▸ **DATA LISTING**:
□ □ □

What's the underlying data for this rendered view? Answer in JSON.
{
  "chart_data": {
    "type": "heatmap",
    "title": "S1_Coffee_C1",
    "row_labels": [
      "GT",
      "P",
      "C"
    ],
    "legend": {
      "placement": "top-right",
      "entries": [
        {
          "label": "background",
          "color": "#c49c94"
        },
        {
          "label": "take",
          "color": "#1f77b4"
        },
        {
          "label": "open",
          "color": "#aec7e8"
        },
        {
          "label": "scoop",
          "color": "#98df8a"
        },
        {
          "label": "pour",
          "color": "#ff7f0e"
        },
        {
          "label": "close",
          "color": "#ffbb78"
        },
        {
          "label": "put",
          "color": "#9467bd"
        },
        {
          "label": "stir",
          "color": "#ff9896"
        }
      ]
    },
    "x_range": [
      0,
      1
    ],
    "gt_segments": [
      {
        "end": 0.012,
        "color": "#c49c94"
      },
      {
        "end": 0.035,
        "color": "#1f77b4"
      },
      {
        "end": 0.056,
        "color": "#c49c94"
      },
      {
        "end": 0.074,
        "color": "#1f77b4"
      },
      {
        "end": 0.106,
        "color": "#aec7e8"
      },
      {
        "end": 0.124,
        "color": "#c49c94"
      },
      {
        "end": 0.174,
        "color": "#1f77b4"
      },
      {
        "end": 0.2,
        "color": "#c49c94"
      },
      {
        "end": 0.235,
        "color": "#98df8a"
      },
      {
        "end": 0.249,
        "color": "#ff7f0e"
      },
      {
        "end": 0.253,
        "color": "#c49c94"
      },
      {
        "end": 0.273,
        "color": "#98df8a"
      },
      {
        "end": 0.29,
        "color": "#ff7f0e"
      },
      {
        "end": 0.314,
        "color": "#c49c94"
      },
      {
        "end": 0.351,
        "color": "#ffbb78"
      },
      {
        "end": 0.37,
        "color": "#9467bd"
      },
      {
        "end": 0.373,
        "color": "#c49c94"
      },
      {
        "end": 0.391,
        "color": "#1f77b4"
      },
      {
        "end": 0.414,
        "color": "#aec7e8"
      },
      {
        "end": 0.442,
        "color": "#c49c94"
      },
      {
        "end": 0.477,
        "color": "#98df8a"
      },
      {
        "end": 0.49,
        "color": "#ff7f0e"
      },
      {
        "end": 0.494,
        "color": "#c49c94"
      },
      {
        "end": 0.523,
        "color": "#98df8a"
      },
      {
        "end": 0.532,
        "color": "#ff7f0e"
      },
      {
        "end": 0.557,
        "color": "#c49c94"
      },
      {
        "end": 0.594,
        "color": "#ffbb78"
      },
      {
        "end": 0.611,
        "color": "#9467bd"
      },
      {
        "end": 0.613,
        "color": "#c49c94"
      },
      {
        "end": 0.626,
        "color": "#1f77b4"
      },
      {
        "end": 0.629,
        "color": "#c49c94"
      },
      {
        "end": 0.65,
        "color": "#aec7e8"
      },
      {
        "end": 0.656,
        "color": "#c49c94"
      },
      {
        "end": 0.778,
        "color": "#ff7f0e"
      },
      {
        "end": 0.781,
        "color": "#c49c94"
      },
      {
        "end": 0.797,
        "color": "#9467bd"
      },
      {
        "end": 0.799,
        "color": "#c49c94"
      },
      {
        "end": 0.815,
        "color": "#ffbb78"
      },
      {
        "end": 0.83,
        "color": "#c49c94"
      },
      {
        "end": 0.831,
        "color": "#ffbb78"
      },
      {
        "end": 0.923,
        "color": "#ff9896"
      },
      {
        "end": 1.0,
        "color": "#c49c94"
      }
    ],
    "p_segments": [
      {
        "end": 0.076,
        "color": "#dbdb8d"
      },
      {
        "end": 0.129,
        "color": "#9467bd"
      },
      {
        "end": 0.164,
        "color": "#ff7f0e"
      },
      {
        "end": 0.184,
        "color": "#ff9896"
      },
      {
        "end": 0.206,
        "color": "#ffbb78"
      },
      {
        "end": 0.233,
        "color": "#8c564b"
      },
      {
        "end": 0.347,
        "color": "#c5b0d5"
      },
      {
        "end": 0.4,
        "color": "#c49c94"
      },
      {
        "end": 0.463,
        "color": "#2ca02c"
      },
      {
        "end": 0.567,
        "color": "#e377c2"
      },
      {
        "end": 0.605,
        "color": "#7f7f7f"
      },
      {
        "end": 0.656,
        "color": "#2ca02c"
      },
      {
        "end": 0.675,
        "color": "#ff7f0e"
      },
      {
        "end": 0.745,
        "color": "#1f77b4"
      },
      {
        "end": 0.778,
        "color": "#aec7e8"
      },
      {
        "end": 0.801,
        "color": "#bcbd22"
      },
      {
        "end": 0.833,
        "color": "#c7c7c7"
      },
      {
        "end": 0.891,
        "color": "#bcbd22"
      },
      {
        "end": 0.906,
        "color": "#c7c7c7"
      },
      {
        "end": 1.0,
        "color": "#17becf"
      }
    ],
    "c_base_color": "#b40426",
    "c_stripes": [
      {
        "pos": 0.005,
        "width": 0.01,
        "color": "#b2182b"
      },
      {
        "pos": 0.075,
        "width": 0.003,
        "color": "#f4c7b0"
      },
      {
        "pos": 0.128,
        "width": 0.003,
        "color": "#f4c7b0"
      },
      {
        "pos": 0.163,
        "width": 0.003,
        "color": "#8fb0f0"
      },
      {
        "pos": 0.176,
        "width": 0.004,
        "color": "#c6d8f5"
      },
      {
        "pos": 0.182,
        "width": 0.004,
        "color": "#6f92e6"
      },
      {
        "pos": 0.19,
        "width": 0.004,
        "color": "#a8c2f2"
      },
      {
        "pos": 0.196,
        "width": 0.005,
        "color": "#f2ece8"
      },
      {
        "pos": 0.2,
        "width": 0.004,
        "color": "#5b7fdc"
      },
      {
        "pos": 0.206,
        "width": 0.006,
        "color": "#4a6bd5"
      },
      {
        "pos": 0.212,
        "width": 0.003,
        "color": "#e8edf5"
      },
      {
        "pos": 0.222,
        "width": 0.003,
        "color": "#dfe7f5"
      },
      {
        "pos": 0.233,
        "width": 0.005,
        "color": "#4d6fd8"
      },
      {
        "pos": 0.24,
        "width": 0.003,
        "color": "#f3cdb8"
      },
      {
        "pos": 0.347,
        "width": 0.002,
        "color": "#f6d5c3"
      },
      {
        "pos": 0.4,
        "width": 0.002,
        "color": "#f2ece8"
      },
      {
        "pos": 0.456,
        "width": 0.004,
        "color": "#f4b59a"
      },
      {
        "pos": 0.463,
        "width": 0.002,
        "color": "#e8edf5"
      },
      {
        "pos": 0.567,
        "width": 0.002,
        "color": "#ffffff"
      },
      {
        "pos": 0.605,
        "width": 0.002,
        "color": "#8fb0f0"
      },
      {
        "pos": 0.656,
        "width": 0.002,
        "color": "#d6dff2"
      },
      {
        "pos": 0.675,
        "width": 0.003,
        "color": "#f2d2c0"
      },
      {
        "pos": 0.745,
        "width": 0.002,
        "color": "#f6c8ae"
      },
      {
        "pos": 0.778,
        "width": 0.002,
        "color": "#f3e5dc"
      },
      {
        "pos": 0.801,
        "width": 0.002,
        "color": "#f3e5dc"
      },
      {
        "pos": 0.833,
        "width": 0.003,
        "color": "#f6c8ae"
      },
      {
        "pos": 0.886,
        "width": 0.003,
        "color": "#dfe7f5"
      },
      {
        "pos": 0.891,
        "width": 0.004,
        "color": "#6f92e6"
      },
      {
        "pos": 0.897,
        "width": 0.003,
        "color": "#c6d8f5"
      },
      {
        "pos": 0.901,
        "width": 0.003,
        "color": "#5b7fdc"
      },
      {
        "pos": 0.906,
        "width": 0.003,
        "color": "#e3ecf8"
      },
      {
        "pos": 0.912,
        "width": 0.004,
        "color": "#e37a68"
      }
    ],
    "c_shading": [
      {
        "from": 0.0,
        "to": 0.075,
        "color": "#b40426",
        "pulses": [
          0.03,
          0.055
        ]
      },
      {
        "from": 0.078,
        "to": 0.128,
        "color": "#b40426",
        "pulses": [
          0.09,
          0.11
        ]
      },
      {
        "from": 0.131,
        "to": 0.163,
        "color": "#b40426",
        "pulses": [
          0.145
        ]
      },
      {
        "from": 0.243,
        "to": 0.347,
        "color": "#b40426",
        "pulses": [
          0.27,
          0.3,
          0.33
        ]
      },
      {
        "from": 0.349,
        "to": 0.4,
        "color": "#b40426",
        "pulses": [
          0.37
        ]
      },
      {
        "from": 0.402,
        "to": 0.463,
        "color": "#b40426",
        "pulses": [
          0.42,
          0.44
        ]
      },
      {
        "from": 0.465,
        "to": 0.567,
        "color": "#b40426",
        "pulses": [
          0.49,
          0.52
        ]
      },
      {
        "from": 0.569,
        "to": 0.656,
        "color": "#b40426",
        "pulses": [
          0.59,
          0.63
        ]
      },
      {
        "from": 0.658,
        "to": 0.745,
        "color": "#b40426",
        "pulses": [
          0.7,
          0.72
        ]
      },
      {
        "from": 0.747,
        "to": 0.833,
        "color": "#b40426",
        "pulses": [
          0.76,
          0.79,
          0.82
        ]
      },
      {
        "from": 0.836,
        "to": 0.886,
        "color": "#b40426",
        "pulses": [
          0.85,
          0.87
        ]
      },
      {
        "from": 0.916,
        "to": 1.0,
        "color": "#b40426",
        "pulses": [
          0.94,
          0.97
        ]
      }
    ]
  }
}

□ □ □

Where a line holds "from", copy that line.

        "from": 0.0,
        "from": 0.078,
        "from": 0.131,
        "from": 0.243,
        "from": 0.349,
        "from": 0.402,
        "from": 0.465,
        "from": 0.569,
        "from": 0.658,
        "from": 0.747,
        "from": 0.836,
        "from": 0.916,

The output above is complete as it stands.